_EXERCICE A:_
Recopiez fidèlement le passage de l'article sur la croissance africaine qui commence par « Premièrement, il faut » et se poursuit jusqu'à « soutien politique fort. ».
_EXERCICE B:_
Traduisez en anglais la phrase suivante de l'article sur la croissance africaine : « Le gros des emplois se situe dans l’agriculture (60 %) et les entreprises individuelles du secteur informel (20 %). »
_EXERCICE C:_
Répondez brièvement à ces questions d'après l'article sur la croissance africaine.
(i) Quel taux de croissance moyenne est prévu dans la région pour 2017 ?
(ii) Combien de jeunes de 15 à 25 ans l'Afrique subsaharienne comptera-t-elle dans vingt ans ?
(iii) Quelle part des habitants a accès à des toilettes aménagées ?

" Osons un débat éclairé "

Afrique : trois leviers pour sécuriser la croissance

Alors que l’Afrique subsaharienne est de nouveau frappée par le terrorisme, on peut espérer dans la capacité de résilience des pays de la sous-région. La Côte d’Ivoire en est un exemple, qui renoue avec la croissance après dix ans de crise politique. Les autres pays d’Afrique subsaharienne, qui avaient connu une période de croissance soutenue durant les années 2000, ont été frappés au tournant de la décennie par la chute du cours des matières premières, et certains, par des conflits et l’épidémie d’Ebola. Néanmoins, la croissance moyenne prévue dans la région pour 2017 est de près de 5 %, un taux enviable par nos standards. Il est vrai qu’une fois tenu compte de la croissance démographique, la croissance du niveau de vie par habitant n’est plus que de 2 %.

En effet, l’Afrique subsaharienne compte aujourd’hui 200 millions de jeunes entre 15 et 25 ans ; ils seront 300 millions dans vingt ans. Ces jeunes doivent s’insérer dans la société. Or le secteur pétrolier ou minier crée peu d’emplois. Le gros des emplois se situe dans l’agriculture (60 %) et les entreprises individuelles du secteur informel (20 %). Le secteur salarié « moderne » est donc réduit à la portion congrue.

Dans ces conditions, quels sont les leviers d’une croissance durable car créatrice d’emplois ? Les Rencontres économiques de Dakar, du Cercle des économistes, se sont penchées sur cette question.

Premièrement, il faut augmenter la productivité de l’agriculture et, pour cela, investir dans l’eau. Plus généralement, l’accès à l’eau est un impératif de santé publique, alors que 60 % des habitants d’Afrique subsaharienne ont accès à de l’eau potable. L’assainissement de l’eau est également un élément clef de la lutte contre les maladies endémiques, or seulement un tiers des habitants ont accès à des toilettes aménagées. Des initiatives se font jour pour ces ressources vitales que sont l’eau ou l’électricité, alliant un financement public-privé, des technologies innovantes adaptées au contexte (comme des micro-unités solaires non raccordées au réseau) et un soutien politique fort.

_DONNÉES À ANALYSER:_
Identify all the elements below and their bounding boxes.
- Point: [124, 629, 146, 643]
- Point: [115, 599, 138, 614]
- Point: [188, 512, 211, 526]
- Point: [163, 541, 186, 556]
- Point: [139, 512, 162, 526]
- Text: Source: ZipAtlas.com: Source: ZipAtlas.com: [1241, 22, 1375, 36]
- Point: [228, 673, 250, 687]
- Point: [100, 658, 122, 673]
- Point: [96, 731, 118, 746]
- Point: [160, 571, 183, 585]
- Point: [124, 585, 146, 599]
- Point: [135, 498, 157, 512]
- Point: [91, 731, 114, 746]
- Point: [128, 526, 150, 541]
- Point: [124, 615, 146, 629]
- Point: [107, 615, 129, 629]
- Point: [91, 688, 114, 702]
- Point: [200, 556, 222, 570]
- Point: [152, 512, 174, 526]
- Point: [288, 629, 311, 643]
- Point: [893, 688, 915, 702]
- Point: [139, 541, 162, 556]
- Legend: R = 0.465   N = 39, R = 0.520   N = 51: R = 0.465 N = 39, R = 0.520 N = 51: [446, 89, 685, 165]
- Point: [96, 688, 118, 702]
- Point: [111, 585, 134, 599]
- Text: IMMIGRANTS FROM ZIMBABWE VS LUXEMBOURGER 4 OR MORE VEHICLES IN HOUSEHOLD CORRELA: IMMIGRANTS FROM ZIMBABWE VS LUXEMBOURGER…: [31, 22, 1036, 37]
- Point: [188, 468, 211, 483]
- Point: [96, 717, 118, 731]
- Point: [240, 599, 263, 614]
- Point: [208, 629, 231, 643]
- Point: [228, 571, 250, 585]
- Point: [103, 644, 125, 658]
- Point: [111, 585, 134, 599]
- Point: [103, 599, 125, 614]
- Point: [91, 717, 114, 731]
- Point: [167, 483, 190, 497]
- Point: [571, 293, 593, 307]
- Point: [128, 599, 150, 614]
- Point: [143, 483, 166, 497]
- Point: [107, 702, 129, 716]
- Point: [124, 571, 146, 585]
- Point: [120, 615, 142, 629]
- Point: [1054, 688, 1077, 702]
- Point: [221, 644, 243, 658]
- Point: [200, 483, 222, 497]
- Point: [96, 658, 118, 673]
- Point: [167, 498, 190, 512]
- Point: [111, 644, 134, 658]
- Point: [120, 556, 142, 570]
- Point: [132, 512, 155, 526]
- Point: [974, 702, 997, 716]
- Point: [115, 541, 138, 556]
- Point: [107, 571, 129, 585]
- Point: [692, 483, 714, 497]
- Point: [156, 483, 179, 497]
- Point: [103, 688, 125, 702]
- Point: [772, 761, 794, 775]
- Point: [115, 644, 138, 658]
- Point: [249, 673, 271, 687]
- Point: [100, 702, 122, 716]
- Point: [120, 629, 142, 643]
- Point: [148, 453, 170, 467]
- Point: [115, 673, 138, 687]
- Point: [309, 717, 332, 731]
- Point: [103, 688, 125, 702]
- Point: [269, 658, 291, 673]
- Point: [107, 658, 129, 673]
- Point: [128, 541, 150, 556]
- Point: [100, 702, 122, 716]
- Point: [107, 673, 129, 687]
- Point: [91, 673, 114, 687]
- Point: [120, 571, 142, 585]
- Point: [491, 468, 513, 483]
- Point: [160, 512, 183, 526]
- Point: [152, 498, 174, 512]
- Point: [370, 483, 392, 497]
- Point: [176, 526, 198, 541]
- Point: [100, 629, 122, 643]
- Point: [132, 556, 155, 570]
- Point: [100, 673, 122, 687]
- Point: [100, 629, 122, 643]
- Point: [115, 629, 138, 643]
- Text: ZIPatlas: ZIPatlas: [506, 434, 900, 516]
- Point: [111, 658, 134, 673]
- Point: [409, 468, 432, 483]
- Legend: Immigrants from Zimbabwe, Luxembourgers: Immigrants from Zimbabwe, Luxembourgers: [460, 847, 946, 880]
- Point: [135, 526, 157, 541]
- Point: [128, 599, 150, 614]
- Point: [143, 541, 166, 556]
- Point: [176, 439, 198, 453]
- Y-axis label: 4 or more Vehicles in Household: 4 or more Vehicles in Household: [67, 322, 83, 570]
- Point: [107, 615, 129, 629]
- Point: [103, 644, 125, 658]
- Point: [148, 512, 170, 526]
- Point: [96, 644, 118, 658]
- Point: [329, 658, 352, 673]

_RÉPONSE ATTENDUE A:_
Premièrement, il faut augmenter la productivité de l’agriculture et, pour cela, investir dans l’eau. Plus généralement, l’accès à l’eau est un impératif de santé publique, alors que 60 % des habitants d’Afrique subsaharienne ont accès à de l’eau potable. L’assainissement de l’eau est également un élément clef de la lutte contre les maladies endémiques, or seulement un tiers des habitants ont accès à des toilettes aménagées. Des initiatives se font jour pour ces ressources vitales que sont l’eau ou l’électricité, alliant un financement public-privé, des technologies innovantes adaptées au contexte (comme des micro-unités solaires non raccordées au réseau) et un soutien politique fort.

_RÉPONSE ATTENDUE B:_
Most jobs are in agriculture (60%) and in individual businesses in the informal sector (20%).

_RÉPONSE ATTENDUE C:_
(i) Près de 5 %.
(ii) 300 millions.
(iii) Seulement un tiers.